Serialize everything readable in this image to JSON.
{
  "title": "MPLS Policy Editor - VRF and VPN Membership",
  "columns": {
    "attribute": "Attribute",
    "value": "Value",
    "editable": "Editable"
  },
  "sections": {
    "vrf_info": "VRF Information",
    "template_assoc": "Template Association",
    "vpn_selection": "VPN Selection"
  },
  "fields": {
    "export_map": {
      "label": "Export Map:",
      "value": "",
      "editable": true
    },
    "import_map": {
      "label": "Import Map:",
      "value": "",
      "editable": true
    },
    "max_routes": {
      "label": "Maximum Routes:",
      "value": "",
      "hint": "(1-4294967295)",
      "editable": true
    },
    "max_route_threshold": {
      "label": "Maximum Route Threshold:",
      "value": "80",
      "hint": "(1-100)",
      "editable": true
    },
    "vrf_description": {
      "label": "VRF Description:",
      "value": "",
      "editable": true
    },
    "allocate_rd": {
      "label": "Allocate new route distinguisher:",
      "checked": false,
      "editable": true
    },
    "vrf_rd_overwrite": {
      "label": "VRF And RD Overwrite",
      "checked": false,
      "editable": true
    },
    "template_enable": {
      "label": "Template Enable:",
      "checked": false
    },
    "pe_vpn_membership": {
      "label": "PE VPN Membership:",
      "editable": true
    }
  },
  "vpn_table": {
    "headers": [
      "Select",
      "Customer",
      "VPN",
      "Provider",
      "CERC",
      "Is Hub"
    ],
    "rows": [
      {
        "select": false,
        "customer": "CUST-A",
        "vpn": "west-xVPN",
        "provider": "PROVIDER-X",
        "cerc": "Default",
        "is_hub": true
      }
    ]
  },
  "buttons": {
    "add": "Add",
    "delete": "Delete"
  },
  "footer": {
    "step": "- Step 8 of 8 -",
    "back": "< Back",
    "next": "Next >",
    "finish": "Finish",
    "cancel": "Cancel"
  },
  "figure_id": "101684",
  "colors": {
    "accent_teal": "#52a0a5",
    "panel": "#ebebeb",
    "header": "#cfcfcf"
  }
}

--------------------------------------------------

Task instructions
Pull out each line of the entries that contains "Maximum".

Written answer
      "label": "Maximum Routes:",
      "label": "Maximum Route Threshold:",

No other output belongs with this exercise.